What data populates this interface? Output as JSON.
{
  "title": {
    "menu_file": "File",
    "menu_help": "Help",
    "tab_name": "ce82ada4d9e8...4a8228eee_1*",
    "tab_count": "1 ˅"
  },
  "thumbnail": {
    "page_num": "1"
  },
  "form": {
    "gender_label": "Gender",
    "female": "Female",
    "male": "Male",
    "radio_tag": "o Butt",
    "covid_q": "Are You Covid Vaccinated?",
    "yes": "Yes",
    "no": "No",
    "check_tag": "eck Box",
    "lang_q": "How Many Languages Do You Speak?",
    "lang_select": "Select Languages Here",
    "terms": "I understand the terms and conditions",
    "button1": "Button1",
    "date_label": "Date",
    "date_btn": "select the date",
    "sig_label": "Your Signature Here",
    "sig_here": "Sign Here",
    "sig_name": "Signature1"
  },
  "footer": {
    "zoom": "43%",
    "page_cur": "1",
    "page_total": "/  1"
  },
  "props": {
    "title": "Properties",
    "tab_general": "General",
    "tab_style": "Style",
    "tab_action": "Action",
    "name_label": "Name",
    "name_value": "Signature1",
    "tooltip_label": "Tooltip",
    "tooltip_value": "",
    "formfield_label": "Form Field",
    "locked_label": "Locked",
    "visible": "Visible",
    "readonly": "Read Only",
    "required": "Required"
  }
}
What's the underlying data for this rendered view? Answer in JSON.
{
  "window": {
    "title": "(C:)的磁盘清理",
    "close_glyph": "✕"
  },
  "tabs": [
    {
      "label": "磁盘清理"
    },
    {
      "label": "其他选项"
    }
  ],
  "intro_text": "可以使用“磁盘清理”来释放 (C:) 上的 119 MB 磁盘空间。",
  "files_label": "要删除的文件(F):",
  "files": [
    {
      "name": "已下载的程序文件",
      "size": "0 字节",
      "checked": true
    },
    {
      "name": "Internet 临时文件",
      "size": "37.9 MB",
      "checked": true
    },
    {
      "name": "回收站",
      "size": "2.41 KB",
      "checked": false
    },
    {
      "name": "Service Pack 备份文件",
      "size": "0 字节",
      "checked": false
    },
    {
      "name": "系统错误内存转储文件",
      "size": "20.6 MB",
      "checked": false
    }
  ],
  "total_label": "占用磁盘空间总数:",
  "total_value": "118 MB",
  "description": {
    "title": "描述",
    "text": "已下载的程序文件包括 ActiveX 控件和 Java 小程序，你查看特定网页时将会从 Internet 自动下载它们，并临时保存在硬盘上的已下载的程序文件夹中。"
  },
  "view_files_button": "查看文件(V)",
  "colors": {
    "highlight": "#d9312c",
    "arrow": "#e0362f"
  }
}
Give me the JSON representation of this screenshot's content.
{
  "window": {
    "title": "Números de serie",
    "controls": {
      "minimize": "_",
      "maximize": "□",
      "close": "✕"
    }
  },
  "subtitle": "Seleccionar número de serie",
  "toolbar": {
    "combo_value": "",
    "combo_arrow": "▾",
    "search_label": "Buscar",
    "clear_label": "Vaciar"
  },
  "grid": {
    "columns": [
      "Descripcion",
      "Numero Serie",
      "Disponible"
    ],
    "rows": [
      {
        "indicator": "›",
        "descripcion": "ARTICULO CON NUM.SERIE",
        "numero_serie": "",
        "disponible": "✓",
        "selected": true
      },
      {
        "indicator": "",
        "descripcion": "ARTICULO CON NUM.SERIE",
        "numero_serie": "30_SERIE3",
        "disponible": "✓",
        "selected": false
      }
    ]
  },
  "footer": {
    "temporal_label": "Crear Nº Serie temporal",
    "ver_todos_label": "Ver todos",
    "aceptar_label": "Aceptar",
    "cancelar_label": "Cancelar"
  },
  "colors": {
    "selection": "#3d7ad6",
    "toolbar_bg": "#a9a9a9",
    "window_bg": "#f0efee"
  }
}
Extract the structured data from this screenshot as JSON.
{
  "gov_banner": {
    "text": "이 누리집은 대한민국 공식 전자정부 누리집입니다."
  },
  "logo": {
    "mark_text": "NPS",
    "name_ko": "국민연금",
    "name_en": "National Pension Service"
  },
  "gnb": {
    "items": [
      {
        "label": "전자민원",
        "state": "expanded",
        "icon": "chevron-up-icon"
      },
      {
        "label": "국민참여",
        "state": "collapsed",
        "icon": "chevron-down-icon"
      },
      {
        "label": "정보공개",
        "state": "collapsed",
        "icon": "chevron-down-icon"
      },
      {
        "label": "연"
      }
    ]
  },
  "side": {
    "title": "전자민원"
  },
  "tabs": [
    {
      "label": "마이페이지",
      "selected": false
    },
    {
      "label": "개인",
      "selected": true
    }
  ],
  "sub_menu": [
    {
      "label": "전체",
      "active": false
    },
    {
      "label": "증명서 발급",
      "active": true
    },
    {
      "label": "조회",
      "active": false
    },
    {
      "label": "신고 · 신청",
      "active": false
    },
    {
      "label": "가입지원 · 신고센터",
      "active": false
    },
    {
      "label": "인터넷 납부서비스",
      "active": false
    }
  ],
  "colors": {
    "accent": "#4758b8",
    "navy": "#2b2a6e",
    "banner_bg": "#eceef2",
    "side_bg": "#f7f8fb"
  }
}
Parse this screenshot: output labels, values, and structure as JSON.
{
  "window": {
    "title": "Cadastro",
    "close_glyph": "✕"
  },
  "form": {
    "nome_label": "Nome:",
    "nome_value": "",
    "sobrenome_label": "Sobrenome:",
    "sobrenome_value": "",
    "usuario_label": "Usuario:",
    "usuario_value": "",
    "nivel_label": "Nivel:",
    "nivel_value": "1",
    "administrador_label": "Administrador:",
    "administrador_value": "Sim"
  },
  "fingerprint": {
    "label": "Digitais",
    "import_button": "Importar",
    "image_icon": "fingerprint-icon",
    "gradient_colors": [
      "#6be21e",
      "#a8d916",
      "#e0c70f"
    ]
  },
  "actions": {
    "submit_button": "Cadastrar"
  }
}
==*==
AIM OF THE TASK: Find every line that holds "this" and copy it.

COMPLETE ANSWER:
What data populates this interface? Output as JSON.
What's the underlying data for this rendered view? Answer in JSON.
Give me the JSON representation of this screenshot's content.
Extract the structured data from this screenshot as JSON.
Parse this screenshot: output labels, values, and structure as JSON.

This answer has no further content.